**WHAT TO WORK ON:**
Write out the material exactly, without any of its pictures.

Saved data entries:
┌──

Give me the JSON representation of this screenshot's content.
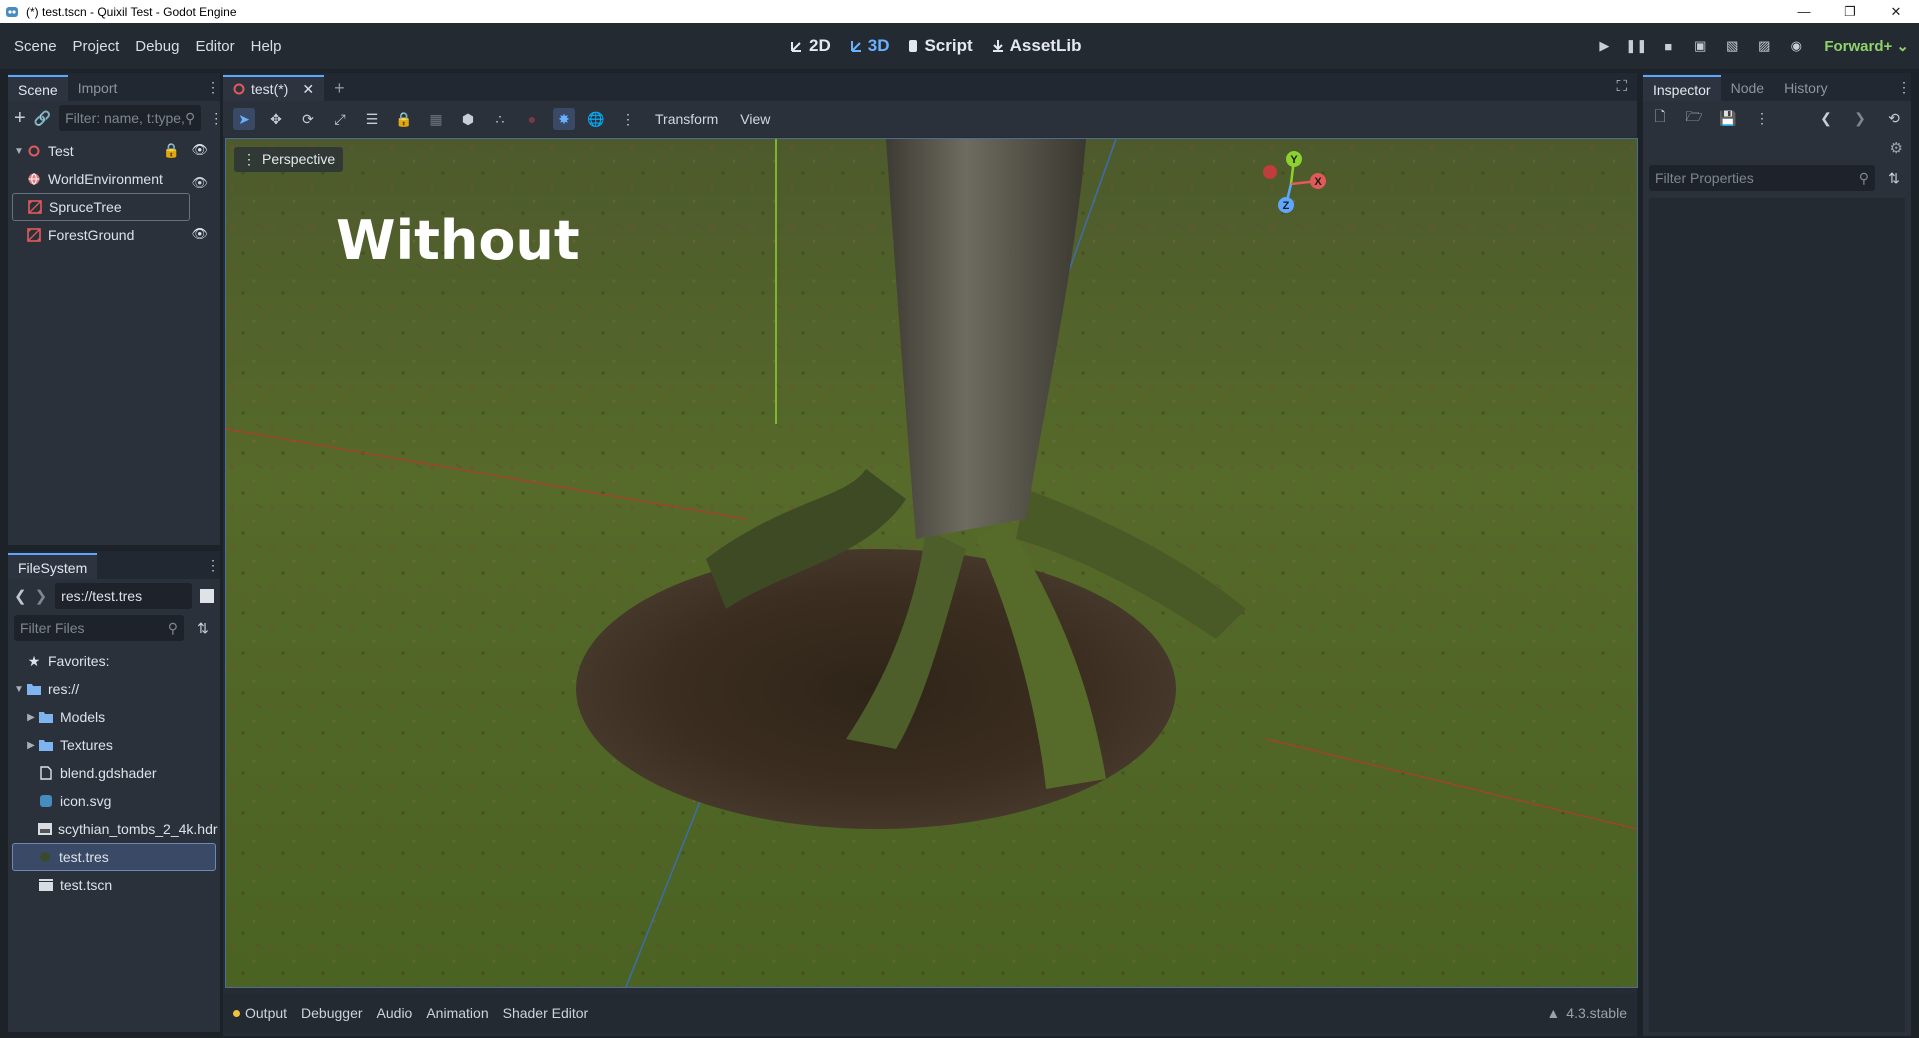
{
  "window": {
    "title": "(*) test.tscn - Quixil Test - Godot Engine",
    "minimize_icon": "minimize-icon",
    "maximize_icon": "restore-icon",
    "close_icon": "close-icon"
  },
  "menu": [
    "Scene",
    "Project",
    "Debug",
    "Editor",
    "Help"
  ],
  "workspaces": [
    {
      "label": "2D",
      "icon": "2d-icon",
      "active": false
    },
    {
      "label": "3D",
      "icon": "3d-icon",
      "active": true
    },
    {
      "label": "Script",
      "icon": "script-icon",
      "active": false
    },
    {
      "label": "AssetLib",
      "icon": "assetlib-icon",
      "active": false
    }
  ],
  "renderer": "Forward+",
  "scene_dock": {
    "tabs": [
      "Scene",
      "Import"
    ],
    "filter_placeholder": "Filter: name, t:type,",
    "nodes": [
      {
        "name": "Test",
        "icon": "node3d-icon"
      },
      {
        "name": "WorldEnvironment",
        "icon": "world-environment-icon"
      },
      {
        "name": "SpruceTree",
        "icon": "mesh-instance-icon"
      },
      {
        "name": "ForestGround",
        "icon": "mesh-instance-icon"
      }
    ]
  },
  "filesystem": {
    "tab": "FileSystem",
    "path": "res://test.tres",
    "filter_placeholder": "Filter Files",
    "items": [
      {
        "label": "Favorites:",
        "icon": "star-icon"
      },
      {
        "label": "res://",
        "icon": "folder-icon"
      },
      {
        "label": "Models",
        "icon": "folder-icon"
      },
      {
        "label": "Textures",
        "icon": "folder-icon"
      },
      {
        "label": "blend.gdshader",
        "icon": "shader-file-icon"
      },
      {
        "label": "icon.svg",
        "icon": "image-icon"
      },
      {
        "label": "scythian_tombs_2_4k.hdr",
        "icon": "hdr-image-icon"
      },
      {
        "label": "test.tres",
        "icon": "resource-icon"
      },
      {
        "label": "test.tscn",
        "icon": "scene-icon"
      }
    ]
  },
  "scene_tab": {
    "label": "test(*)"
  },
  "viewport_toolbar": {
    "transform": "Transform",
    "view": "View"
  },
  "viewport": {
    "perspective": "Perspective",
    "overlay_text": "Without"
  },
  "gizmo": {
    "x": "X",
    "y": "Y",
    "z": "Z"
  },
  "bottom_panel": {
    "tabs": [
      "Output",
      "Debugger",
      "Audio",
      "Animation",
      "Shader Editor"
    ],
    "version": "4.3.stable"
  },
  "inspector": {
    "tabs": [
      "Inspector",
      "Node",
      "History"
    ],
    "filter_placeholder": "Filter Properties"
  },
  "colors": {
    "accent": "#5ea7ff",
    "renderer": "#8fd36c",
    "node_red": "#e05a5a"
  }
}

└──

**EXERCISE RESULT:**
Give me the JSON representation of this screenshot's content.
{
  "window": {
    "title": "(*) test.tscn - Quixil Test - Godot Engine",
    "minimize_icon": "minimize-icon",
    "maximize_icon": "restore-icon",
    "close_icon": "close-icon"
  },
  "menu": [
    "Scene",
    "Project",
    "Debug",
    "Editor",
    "Help"
  ],
  "workspaces": [
    {
      "label": "2D",
      "icon": "2d-icon",
      "active": false
    },
    {
      "label": "3D",
      "icon": "3d-icon",
      "active": true
    },
    {
      "label": "Script",
      "icon": "script-icon",
      "active": false
    },
    {
      "label": "AssetLib",
      "icon": "assetlib-icon",
      "active": false
    }
  ],
  "renderer": "Forward+",
  "scene_dock": {
    "tabs": [
      "Scene",
      "Import"
    ],
    "filter_placeholder": "Filter: name, t:type,",
    "nodes": [
      {
        "name": "Test",
        "icon": "node3d-icon"
      },
      {
        "name": "WorldEnvironment",
        "icon": "world-environment-icon"
      },
      {
        "name": "SpruceTree",
        "icon": "mesh-instance-icon"
      },
      {
        "name": "ForestGround",
        "icon": "mesh-instance-icon"
      }
    ]
  },
  "filesystem": {
    "tab": "FileSystem",
    "path": "res://test.tres",
    "filter_placeholder": "Filter Files",
    "items": [
      {
        "label": "Favorites:",
        "icon": "star-icon"
      },
      {
        "label": "res://",
        "icon": "folder-icon"
      },
      {
        "label": "Models",
        "icon": "folder-icon"
      },
      {
        "label": "Textures",
        "icon": "folder-icon"
      },
      {
        "label": "blend.gdshader",
        "icon": "shader-file-icon"
      },
      {
        "label": "icon.svg",
        "icon": "image-icon"
      },
      {
        "label": "scythian_tombs_2_4k.hdr",
        "icon": "hdr-image-icon"
      },
      {
        "label": "test.tres",
        "icon": "resource-icon"
      },
      {
        "label": "test.tscn",
        "icon": "scene-icon"
      }
    ]
  },
  "scene_tab": {
    "label": "test(*)"
  },
  "viewport_toolbar": {
    "transform": "Transform",
    "view": "View"
  },
  "viewport": {
    "perspective": "Perspective",
    "overlay_text": "Without"
  },
  "gizmo": {
    "x": "X",
    "y": "Y",
    "z": "Z"
  },
  "bottom_panel": {
    "tabs": [
      "Output",
      "Debugger",
      "Audio",
      "Animation",
      "Shader Editor"
    ],
    "version": "4.3.stable"
  },
  "inspector": {
    "tabs": [
      "Inspector",
      "Node",
      "History"
    ],
    "filter_placeholder": "Filter Properties"
  },
  "colors": {
    "accent": "#5ea7ff",
    "renderer": "#8fd36c",
    "node_red": "#e05a5a"
  }
}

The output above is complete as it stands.